::: RECORDS FOR PROCESSING :::
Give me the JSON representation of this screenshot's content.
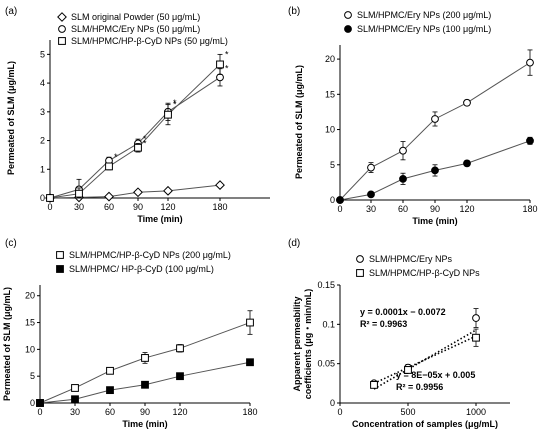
{
  "chart_data": [
    {
      "panel_label": "(a)",
      "type": "line",
      "xlabel": "Time (min)",
      "ylabel": "Permeated of SLM (μg/mL)",
      "xlim": [
        0,
        180
      ],
      "ylim": [
        0,
        5.5
      ],
      "x_ticks": [
        0,
        30,
        60,
        90,
        120,
        180
      ],
      "y_ticks": [
        0,
        1,
        2,
        3,
        4,
        5
      ],
      "legend_position": "top-left",
      "series": [
        {
          "name": "SLM original Powder (50 μg/mL)",
          "marker": "diamond-open",
          "x": [
            0,
            30,
            60,
            90,
            120,
            180
          ],
          "y": [
            0,
            0.02,
            0.05,
            0.2,
            0.25,
            0.45
          ],
          "err": [
            0,
            0.02,
            0.03,
            0.04,
            0.05,
            0.05
          ],
          "sig": [
            "",
            "",
            "",
            "",
            "",
            ""
          ]
        },
        {
          "name": "SLM/HPMC/Ery NPs (50 μg/mL)",
          "marker": "circle-open",
          "x": [
            0,
            30,
            60,
            90,
            120,
            180
          ],
          "y": [
            0,
            0.3,
            1.3,
            1.9,
            3.0,
            4.2
          ],
          "err": [
            0,
            0.35,
            0.12,
            0.15,
            0.3,
            0.3
          ],
          "sig": [
            "",
            "",
            "*",
            "*",
            "*",
            "*"
          ]
        },
        {
          "name": "SLM/HPMC/HP-β-CyD NPs (50 μg/mL)",
          "marker": "square-open",
          "x": [
            0,
            30,
            60,
            90,
            120,
            180
          ],
          "y": [
            0,
            0.15,
            1.1,
            1.75,
            2.9,
            4.65
          ],
          "err": [
            0,
            0.2,
            0.12,
            0.15,
            0.35,
            0.35
          ],
          "sig": [
            "",
            "",
            "",
            "*",
            "*",
            "*"
          ]
        }
      ]
    },
    {
      "panel_label": "(b)",
      "type": "line",
      "xlabel": "Time (min)",
      "ylabel": "Permeated of SLM (μg/mL)",
      "xlim": [
        0,
        180
      ],
      "ylim": [
        0,
        22
      ],
      "x_ticks": [
        0,
        30,
        60,
        90,
        120,
        180
      ],
      "y_ticks": [
        0,
        5,
        10,
        15,
        20
      ],
      "legend_position": "top",
      "series": [
        {
          "name": "SLM/HPMC/Ery NPs (200 μg/mL)",
          "marker": "circle-open",
          "x": [
            0,
            30,
            60,
            90,
            120,
            180
          ],
          "y": [
            0,
            4.6,
            7.0,
            11.5,
            13.8,
            19.5
          ],
          "err": [
            0,
            0.7,
            1.3,
            1.0,
            0.4,
            1.8
          ],
          "sig": []
        },
        {
          "name": "SLM/HPMC/Ery NPs (100 μg/mL)",
          "marker": "circle-filled",
          "x": [
            0,
            30,
            60,
            90,
            120,
            180
          ],
          "y": [
            0,
            0.8,
            3.0,
            4.2,
            5.2,
            8.4
          ],
          "err": [
            0,
            0.2,
            0.8,
            0.8,
            0.4,
            0.5
          ],
          "sig": []
        }
      ]
    },
    {
      "panel_label": "(c)",
      "type": "line",
      "xlabel": "Time (min)",
      "ylabel": "Permeated of SLM (μg/mL)",
      "xlim": [
        0,
        180
      ],
      "ylim": [
        0,
        22
      ],
      "x_ticks": [
        0,
        30,
        60,
        90,
        120,
        180
      ],
      "y_ticks": [
        0,
        5,
        10,
        15,
        20
      ],
      "legend_position": "top",
      "series": [
        {
          "name": "SLM/HPMC/HP-β-CyD NPs (200 μg/mL)",
          "marker": "square-open",
          "x": [
            0,
            30,
            60,
            90,
            120,
            180
          ],
          "y": [
            0,
            2.8,
            6.0,
            8.4,
            10.2,
            15.0
          ],
          "err": [
            0,
            0.3,
            0.5,
            1.0,
            0.7,
            2.2
          ],
          "sig": []
        },
        {
          "name": "SLM/HPMC/ HP-β-CyD (100 μg/mL)",
          "marker": "square-filled",
          "x": [
            0,
            30,
            60,
            90,
            120,
            180
          ],
          "y": [
            0,
            0.7,
            2.4,
            3.4,
            5.0,
            7.6
          ],
          "err": [
            0,
            0.1,
            0.3,
            0.4,
            0.3,
            0.3
          ],
          "sig": []
        }
      ]
    },
    {
      "panel_label": "(d)",
      "type": "scatter",
      "xlabel": "Concentration of samples (μg/mL)",
      "ylabel": "Apparent permeability coefficients (μg・min/mL)",
      "xlim": [
        0,
        1250
      ],
      "ylim": [
        0,
        0.15
      ],
      "x_ticks": [
        0,
        500,
        1000
      ],
      "y_ticks": [
        0,
        0.05,
        0.1,
        0.15
      ],
      "legend_position": "top",
      "series": [
        {
          "name": "SLM/HPMC/Ery NPs",
          "marker": "circle-open",
          "x": [
            250,
            500,
            1000
          ],
          "y": [
            0.025,
            0.045,
            0.108
          ],
          "err": [
            0.003,
            0.004,
            0.012
          ],
          "trendline": {
            "slope": 0.0001,
            "intercept": -0.0072,
            "x_range": [
              250,
              1000
            ]
          },
          "equation": "y = 0.0001x − 0.0072",
          "r2": "R² = 0.9963"
        },
        {
          "name": "SLM/HPMC/HP-β-CyD NPs",
          "marker": "square-open",
          "x": [
            250,
            500,
            1000
          ],
          "y": [
            0.023,
            0.042,
            0.083
          ],
          "err": [
            0.003,
            0.004,
            0.011
          ],
          "trendline": {
            "slope": 8e-05,
            "intercept": 0.005,
            "x_range": [
              250,
              1000
            ]
          },
          "equation": "y = 8E−05x + 0.005",
          "r2": "R² = 0.9956"
        }
      ]
    }
  ]
}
:::
## TASK DETAILS
Do not include images; quote all of the entries above exactly.

## RESPONSE TO THIS TASK
Give me the JSON representation of this screenshot's content.
{
  "chart_data": [
    {
      "panel_label": "(a)",
      "type": "line",
      "xlabel": "Time (min)",
      "ylabel": "Permeated of SLM (μg/mL)",
      "xlim": [
        0,
        180
      ],
      "ylim": [
        0,
        5.5
      ],
      "x_ticks": [
        0,
        30,
        60,
        90,
        120,
        180
      ],
      "y_ticks": [
        0,
        1,
        2,
        3,
        4,
        5
      ],
      "legend_position": "top-left",
      "series": [
        {
          "name": "SLM original Powder (50 μg/mL)",
          "marker": "diamond-open",
          "x": [
            0,
            30,
            60,
            90,
            120,
            180
          ],
          "y": [
            0,
            0.02,
            0.05,
            0.2,
            0.25,
            0.45
          ],
          "err": [
            0,
            0.02,
            0.03,
            0.04,
            0.05,
            0.05
          ],
          "sig": [
            "",
            "",
            "",
            "",
            "",
            ""
          ]
        },
        {
          "name": "SLM/HPMC/Ery NPs (50 μg/mL)",
          "marker": "circle-open",
          "x": [
            0,
            30,
            60,
            90,
            120,
            180
          ],
          "y": [
            0,
            0.3,
            1.3,
            1.9,
            3.0,
            4.2
          ],
          "err": [
            0,
            0.35,
            0.12,
            0.15,
            0.3,
            0.3
          ],
          "sig": [
            "",
            "",
            "*",
            "*",
            "*",
            "*"
          ]
        },
        {
          "name": "SLM/HPMC/HP-β-CyD NPs (50 μg/mL)",
          "marker": "square-open",
          "x": [
            0,
            30,
            60,
            90,
            120,
            180
          ],
          "y": [
            0,
            0.15,
            1.1,
            1.75,
            2.9,
            4.65
          ],
          "err": [
            0,
            0.2,
            0.12,
            0.15,
            0.35,
            0.35
          ],
          "sig": [
            "",
            "",
            "",
            "*",
            "*",
            "*"
          ]
        }
      ]
    },
    {
      "panel_label": "(b)",
      "type": "line",
      "xlabel": "Time (min)",
      "ylabel": "Permeated of SLM (μg/mL)",
      "xlim": [
        0,
        180
      ],
      "ylim": [
        0,
        22
      ],
      "x_ticks": [
        0,
        30,
        60,
        90,
        120,
        180
      ],
      "y_ticks": [
        0,
        5,
        10,
        15,
        20
      ],
      "legend_position": "top",
      "series": [
        {
          "name": "SLM/HPMC/Ery NPs (200 μg/mL)",
          "marker": "circle-open",
          "x": [
            0,
            30,
            60,
            90,
            120,
            180
          ],
          "y": [
            0,
            4.6,
            7.0,
            11.5,
            13.8,
            19.5
          ],
          "err": [
            0,
            0.7,
            1.3,
            1.0,
            0.4,
            1.8
          ],
          "sig": []
        },
        {
          "name": "SLM/HPMC/Ery NPs (100 μg/mL)",
          "marker": "circle-filled",
          "x": [
            0,
            30,
            60,
            90,
            120,
            180
          ],
          "y": [
            0,
            0.8,
            3.0,
            4.2,
            5.2,
            8.4
          ],
          "err": [
            0,
            0.2,
            0.8,
            0.8,
            0.4,
            0.5
          ],
          "sig": []
        }
      ]
    },
    {
      "panel_label": "(c)",
      "type": "line",
      "xlabel": "Time (min)",
      "ylabel": "Permeated of SLM (μg/mL)",
      "xlim": [
        0,
        180
      ],
      "ylim": [
        0,
        22
      ],
      "x_ticks": [
        0,
        30,
        60,
        90,
        120,
        180
      ],
      "y_ticks": [
        0,
        5,
        10,
        15,
        20
      ],
      "legend_position": "top",
      "series": [
        {
          "name": "SLM/HPMC/HP-β-CyD NPs (200 μg/mL)",
          "marker": "square-open",
          "x": [
            0,
            30,
            60,
            90,
            120,
            180
          ],
          "y": [
            0,
            2.8,
            6.0,
            8.4,
            10.2,
            15.0
          ],
          "err": [
            0,
            0.3,
            0.5,
            1.0,
            0.7,
            2.2
          ],
          "sig": []
        },
        {
          "name": "SLM/HPMC/ HP-β-CyD (100 μg/mL)",
          "marker": "square-filled",
          "x": [
            0,
            30,
            60,
            90,
            120,
            180
          ],
          "y": [
            0,
            0.7,
            2.4,
            3.4,
            5.0,
            7.6
          ],
          "err": [
            0,
            0.1,
            0.3,
            0.4,
            0.3,
            0.3
          ],
          "sig": []
        }
      ]
    },
    {
      "panel_label": "(d)",
      "type": "scatter",
      "xlabel": "Concentration of samples (μg/mL)",
      "ylabel": "Apparent permeability coefficients (μg・min/mL)",
      "xlim": [
        0,
        1250
      ],
      "ylim": [
        0,
        0.15
      ],
      "x_ticks": [
        0,
        500,
        1000
      ],
      "y_ticks": [
        0,
        0.05,
        0.1,
        0.15
      ],
      "legend_position": "top",
      "series": [
        {
          "name": "SLM/HPMC/Ery NPs",
          "marker": "circle-open",
          "x": [
            250,
            500,
            1000
          ],
          "y": [
            0.025,
            0.045,
            0.108
          ],
          "err": [
            0.003,
            0.004,
            0.012
          ],
          "trendline": {
            "slope": 0.0001,
            "intercept": -0.0072,
            "x_range": [
              250,
              1000
            ]
          },
          "equation": "y = 0.0001x − 0.0072",
          "r2": "R² = 0.9963"
        },
        {
          "name": "SLM/HPMC/HP-β-CyD NPs",
          "marker": "square-open",
          "x": [
            250,
            500,
            1000
          ],
          "y": [
            0.023,
            0.042,
            0.083
          ],
          "err": [
            0.003,
            0.004,
            0.011
          ],
          "trendline": {
            "slope": 8e-05,
            "intercept": 0.005,
            "x_range": [
              250,
              1000
            ]
          },
          "equation": "y = 8E−05x + 0.005",
          "r2": "R² = 0.9956"
        }
      ]
    }
  ]
}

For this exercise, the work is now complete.